Provided entries |
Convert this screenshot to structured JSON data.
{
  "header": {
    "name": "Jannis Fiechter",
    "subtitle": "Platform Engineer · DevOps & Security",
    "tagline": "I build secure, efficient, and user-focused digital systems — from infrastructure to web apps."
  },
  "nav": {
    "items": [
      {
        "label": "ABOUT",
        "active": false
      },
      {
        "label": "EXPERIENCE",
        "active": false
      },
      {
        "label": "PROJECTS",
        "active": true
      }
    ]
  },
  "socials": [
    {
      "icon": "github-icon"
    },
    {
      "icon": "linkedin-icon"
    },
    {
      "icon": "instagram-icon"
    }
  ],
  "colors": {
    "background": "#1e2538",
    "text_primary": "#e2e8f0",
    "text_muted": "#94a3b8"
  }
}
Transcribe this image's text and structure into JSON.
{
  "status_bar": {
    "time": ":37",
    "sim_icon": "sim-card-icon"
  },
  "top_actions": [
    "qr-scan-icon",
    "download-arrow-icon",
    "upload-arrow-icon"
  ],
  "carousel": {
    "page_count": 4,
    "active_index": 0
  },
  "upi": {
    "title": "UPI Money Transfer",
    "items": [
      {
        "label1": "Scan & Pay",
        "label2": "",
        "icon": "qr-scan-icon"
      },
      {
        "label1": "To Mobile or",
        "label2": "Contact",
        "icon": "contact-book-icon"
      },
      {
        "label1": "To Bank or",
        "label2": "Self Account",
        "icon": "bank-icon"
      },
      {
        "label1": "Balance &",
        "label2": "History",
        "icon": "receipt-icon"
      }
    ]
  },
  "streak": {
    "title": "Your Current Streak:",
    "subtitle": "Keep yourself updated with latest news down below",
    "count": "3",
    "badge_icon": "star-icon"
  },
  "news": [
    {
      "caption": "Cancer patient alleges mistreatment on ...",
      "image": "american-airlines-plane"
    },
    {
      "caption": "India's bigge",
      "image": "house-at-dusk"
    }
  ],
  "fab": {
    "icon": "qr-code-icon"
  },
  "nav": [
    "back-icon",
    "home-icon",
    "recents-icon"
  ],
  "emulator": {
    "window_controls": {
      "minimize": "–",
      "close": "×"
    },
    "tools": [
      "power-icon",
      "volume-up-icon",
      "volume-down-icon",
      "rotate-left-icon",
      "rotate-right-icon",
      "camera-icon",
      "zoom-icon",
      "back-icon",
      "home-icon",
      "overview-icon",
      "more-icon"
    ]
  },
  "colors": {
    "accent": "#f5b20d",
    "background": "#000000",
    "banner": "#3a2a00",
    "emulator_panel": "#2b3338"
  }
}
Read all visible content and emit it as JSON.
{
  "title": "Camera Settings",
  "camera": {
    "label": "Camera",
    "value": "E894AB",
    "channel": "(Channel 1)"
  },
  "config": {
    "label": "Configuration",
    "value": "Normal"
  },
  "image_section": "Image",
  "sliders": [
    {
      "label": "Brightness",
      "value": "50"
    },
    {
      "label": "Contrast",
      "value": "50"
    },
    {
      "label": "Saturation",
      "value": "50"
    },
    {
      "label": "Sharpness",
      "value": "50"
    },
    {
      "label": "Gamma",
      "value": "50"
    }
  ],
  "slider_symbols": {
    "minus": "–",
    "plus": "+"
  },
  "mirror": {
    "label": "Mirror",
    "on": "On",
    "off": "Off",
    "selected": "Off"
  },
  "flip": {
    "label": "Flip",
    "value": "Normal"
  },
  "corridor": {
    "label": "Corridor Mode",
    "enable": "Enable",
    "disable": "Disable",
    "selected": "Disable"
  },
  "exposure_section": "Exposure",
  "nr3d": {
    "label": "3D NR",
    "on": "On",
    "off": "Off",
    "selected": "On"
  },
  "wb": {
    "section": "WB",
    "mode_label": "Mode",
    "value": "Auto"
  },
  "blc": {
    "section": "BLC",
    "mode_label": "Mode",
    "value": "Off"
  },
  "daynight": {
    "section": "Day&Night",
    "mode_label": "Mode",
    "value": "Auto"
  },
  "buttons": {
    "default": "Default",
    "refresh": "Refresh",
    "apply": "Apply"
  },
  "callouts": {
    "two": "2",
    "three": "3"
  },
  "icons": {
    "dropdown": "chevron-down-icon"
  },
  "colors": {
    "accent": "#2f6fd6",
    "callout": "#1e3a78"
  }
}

Your goal |
Output the records verbatim, from the first line to the last.

Output |
Convert this screenshot to structured JSON data.
{
  "header": {
    "name": "Jannis Fiechter",
    "subtitle": "Platform Engineer · DevOps & Security",
    "tagline": "I build secure, efficient, and user-focused digital systems — from infrastructure to web apps."
  },
  "nav": {
    "items": [
      {
        "label": "ABOUT",
        "active": false
      },
      {
        "label": "EXPERIENCE",
        "active": false
      },
      {
        "label": "PROJECTS",
        "active": true
      }
    ]
  },
  "socials": [
    {
      "icon": "github-icon"
    },
    {
      "icon": "linkedin-icon"
    },
    {
      "icon": "instagram-icon"
    }
  ],
  "colors": {
    "background": "#1e2538",
    "text_primary": "#e2e8f0",
    "text_muted": "#94a3b8"
  }
}
Transcribe this image's text and structure into JSON.
{
  "status_bar": {
    "time": ":37",
    "sim_icon": "sim-card-icon"
  },
  "top_actions": [
    "qr-scan-icon",
    "download-arrow-icon",
    "upload-arrow-icon"
  ],
  "carousel": {
    "page_count": 4,
    "active_index": 0
  },
  "upi": {
    "title": "UPI Money Transfer",
    "items": [
      {
        "label1": "Scan & Pay",
        "label2": "",
        "icon": "qr-scan-icon"
      },
      {
        "label1": "To Mobile or",
        "label2": "Contact",
        "icon": "contact-book-icon"
      },
      {
        "label1": "To Bank or",
        "label2": "Self Account",
        "icon": "bank-icon"
      },
      {
        "label1": "Balance &",
        "label2": "History",
        "icon": "receipt-icon"
      }
    ]
  },
  "streak": {
    "title": "Your Current Streak:",
    "subtitle": "Keep yourself updated with latest news down below",
    "count": "3",
    "badge_icon": "star-icon"
  },
  "news": [
    {
      "caption": "Cancer patient alleges mistreatment on ...",
      "image": "american-airlines-plane"
    },
    {
      "caption": "India's bigge",
      "image": "house-at-dusk"
    }
  ],
  "fab": {
    "icon": "qr-code-icon"
  },
  "nav": [
    "back-icon",
    "home-icon",
    "recents-icon"
  ],
  "emulator": {
    "window_controls": {
      "minimize": "–",
      "close": "×"
    },
    "tools": [
      "power-icon",
      "volume-up-icon",
      "volume-down-icon",
      "rotate-left-icon",
      "rotate-right-icon",
      "camera-icon",
      "zoom-icon",
      "back-icon",
      "home-icon",
      "overview-icon",
      "more-icon"
    ]
  },
  "colors": {
    "accent": "#f5b20d",
    "background": "#000000",
    "banner": "#3a2a00",
    "emulator_panel": "#2b3338"
  }
}
Read all visible content and emit it as JSON.
{
  "title": "Camera Settings",
  "camera": {
    "label": "Camera",
    "value": "E894AB",
    "channel": "(Channel 1)"
  },
  "config": {
    "label": "Configuration",
    "value": "Normal"
  },
  "image_section": "Image",
  "sliders": [
    {
      "label": "Brightness",
      "value": "50"
    },
    {
      "label": "Contrast",
      "value": "50"
    },
    {
      "label": "Saturation",
      "value": "50"
    },
    {
      "label": "Sharpness",
      "value": "50"
    },
    {
      "label": "Gamma",
      "value": "50"
    }
  ],
  "slider_symbols": {
    "minus": "–",
    "plus": "+"
  },
  "mirror": {
    "label": "Mirror",
    "on": "On",
    "off": "Off",
    "selected": "Off"
  },
  "flip": {
    "label": "Flip",
    "value": "Normal"
  },
  "corridor": {
    "label": "Corridor Mode",
    "enable": "Enable",
    "disable": "Disable",
    "selected": "Disable"
  },
  "exposure_section": "Exposure",
  "nr3d": {
    "label": "3D NR",
    "on": "On",
    "off": "Off",
    "selected": "On"
  },
  "wb": {
    "section": "WB",
    "mode_label": "Mode",
    "value": "Auto"
  },
  "blc": {
    "section": "BLC",
    "mode_label": "Mode",
    "value": "Off"
  },
  "daynight": {
    "section": "Day&Night",
    "mode_label": "Mode",
    "value": "Auto"
  },
  "buttons": {
    "default": "Default",
    "refresh": "Refresh",
    "apply": "Apply"
  },
  "callouts": {
    "two": "2",
    "three": "3"
  },
  "icons": {
    "dropdown": "chevron-down-icon"
  },
  "colors": {
    "accent": "#2f6fd6",
    "callout": "#1e3a78"
  }
}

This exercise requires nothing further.